#### Work instructions
Find every line with the word "SHORT". Copy those lines.

+++ Input

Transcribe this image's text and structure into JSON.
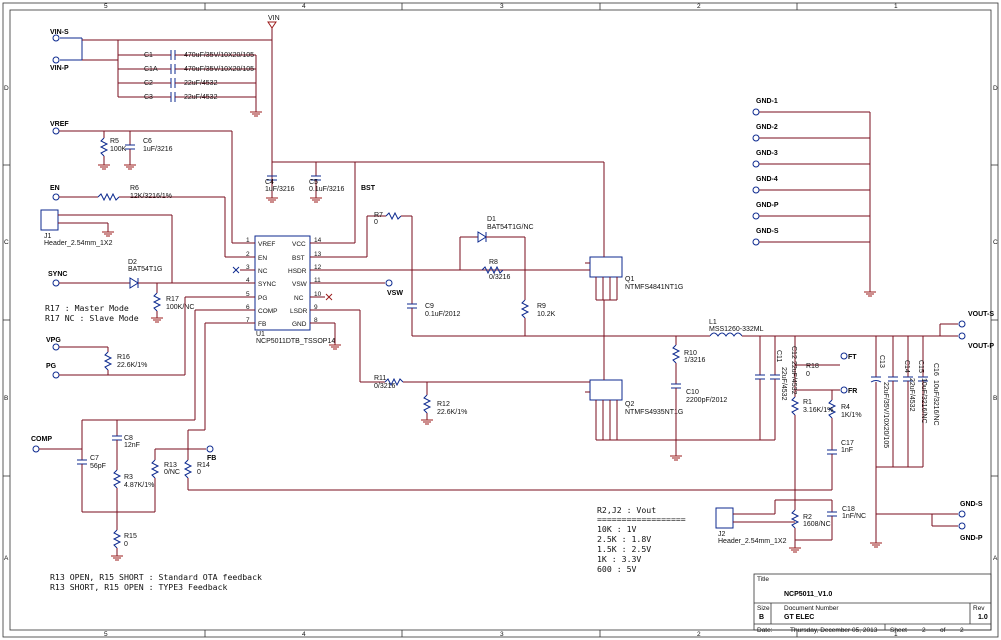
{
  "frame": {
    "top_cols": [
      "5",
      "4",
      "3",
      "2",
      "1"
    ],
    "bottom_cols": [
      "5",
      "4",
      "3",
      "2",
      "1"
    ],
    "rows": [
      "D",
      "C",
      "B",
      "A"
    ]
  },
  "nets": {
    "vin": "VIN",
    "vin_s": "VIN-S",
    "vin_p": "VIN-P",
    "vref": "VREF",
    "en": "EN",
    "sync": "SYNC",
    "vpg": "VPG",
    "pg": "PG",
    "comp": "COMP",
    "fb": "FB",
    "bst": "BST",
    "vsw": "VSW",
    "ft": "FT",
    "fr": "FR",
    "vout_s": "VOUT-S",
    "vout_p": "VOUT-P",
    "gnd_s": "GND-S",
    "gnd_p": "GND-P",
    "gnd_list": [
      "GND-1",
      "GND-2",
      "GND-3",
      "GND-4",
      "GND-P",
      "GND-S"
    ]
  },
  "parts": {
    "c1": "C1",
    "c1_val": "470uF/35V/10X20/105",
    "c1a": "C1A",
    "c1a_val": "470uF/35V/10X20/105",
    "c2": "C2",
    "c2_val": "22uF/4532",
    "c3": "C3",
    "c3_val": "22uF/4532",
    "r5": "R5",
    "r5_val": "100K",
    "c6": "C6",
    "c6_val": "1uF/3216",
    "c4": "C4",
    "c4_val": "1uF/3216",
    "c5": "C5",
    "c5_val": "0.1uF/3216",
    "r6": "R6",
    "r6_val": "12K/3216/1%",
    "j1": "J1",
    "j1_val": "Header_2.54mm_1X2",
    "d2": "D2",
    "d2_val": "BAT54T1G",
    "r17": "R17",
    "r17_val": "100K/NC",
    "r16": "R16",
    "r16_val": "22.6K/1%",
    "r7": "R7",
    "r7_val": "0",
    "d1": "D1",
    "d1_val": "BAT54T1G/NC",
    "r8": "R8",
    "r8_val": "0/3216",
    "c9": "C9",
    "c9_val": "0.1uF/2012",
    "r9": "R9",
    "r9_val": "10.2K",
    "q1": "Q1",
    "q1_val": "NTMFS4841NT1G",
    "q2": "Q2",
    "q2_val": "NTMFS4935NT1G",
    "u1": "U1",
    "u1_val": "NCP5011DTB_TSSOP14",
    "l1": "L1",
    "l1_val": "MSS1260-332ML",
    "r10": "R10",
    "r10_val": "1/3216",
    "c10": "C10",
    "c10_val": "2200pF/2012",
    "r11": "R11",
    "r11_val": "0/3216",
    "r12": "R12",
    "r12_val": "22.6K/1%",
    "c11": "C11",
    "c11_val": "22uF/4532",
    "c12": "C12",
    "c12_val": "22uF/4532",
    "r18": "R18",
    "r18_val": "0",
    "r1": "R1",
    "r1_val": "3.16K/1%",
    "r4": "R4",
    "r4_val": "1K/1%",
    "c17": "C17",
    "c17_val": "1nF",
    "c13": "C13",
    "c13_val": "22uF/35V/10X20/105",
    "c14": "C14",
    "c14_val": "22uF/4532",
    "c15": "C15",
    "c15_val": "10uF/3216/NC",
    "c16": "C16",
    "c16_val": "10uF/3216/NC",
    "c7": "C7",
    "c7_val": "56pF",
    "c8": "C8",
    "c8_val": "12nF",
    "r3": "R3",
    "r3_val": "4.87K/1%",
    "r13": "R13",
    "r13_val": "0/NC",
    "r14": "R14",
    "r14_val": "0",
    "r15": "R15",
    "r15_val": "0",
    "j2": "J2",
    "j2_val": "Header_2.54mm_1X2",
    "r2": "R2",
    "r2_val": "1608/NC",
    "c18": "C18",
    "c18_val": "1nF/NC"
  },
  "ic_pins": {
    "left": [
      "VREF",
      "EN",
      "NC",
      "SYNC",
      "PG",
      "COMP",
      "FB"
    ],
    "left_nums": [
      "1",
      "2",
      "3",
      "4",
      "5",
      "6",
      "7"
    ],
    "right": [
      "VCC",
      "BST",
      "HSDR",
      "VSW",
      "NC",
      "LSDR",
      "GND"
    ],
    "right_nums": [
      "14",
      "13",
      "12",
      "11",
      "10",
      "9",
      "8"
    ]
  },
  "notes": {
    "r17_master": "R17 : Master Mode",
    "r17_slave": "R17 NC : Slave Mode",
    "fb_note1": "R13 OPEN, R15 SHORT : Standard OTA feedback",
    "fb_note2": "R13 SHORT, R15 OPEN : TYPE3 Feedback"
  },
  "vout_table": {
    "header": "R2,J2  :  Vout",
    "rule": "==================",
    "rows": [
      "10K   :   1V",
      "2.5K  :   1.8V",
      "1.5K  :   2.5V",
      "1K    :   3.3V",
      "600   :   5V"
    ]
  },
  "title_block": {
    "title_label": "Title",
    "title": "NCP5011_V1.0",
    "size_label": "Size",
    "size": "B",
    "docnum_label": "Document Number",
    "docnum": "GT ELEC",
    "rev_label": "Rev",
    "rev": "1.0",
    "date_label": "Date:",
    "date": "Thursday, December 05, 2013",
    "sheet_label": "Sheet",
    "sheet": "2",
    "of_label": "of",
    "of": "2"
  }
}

++++++
+++ Input

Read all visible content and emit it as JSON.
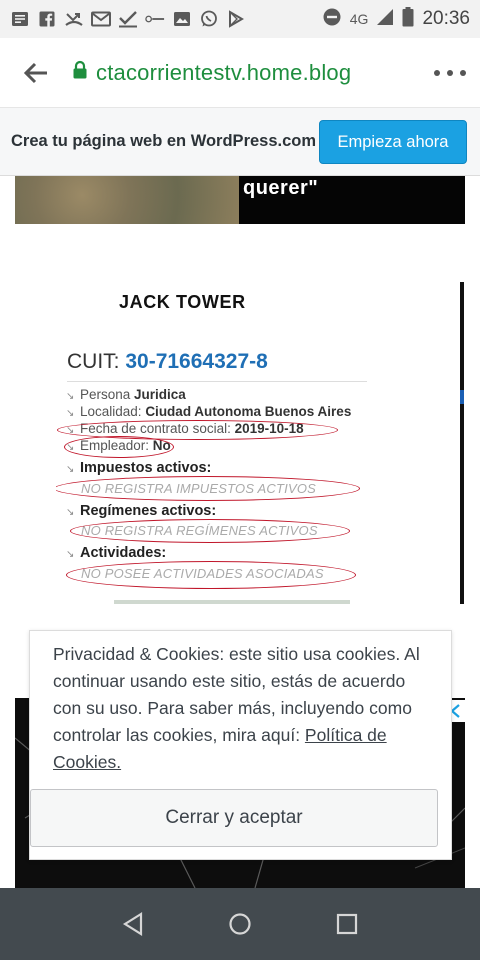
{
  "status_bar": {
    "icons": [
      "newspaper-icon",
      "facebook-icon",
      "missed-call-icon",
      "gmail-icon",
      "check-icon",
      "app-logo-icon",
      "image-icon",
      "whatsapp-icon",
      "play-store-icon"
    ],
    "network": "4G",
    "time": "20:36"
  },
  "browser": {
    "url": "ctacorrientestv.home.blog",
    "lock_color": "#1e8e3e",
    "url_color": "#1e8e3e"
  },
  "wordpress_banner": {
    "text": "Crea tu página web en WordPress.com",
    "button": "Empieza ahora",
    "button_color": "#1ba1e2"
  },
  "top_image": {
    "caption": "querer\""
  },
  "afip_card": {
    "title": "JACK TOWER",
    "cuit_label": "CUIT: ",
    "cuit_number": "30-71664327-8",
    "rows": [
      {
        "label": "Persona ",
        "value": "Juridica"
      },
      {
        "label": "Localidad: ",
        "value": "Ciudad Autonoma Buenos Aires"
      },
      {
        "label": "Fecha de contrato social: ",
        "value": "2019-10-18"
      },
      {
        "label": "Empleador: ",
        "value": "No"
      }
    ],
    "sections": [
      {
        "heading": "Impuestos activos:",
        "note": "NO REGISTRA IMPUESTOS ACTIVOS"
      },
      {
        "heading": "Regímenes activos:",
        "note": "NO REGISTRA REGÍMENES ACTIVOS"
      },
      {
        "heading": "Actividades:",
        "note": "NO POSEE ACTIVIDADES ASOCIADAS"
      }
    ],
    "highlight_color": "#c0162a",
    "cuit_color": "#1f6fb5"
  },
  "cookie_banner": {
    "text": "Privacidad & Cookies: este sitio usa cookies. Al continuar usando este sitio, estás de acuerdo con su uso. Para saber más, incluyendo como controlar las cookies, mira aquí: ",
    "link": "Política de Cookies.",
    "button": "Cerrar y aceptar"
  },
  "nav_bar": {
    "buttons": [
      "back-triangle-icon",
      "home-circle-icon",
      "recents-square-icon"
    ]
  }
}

++++++

#### The completed task
    "fb_note1": "R13 OPEN, R15 SHORT : Standard OTA feedback",
    "fb_note2": "R13 SHORT, R15 OPEN : TYPE3 Feedback"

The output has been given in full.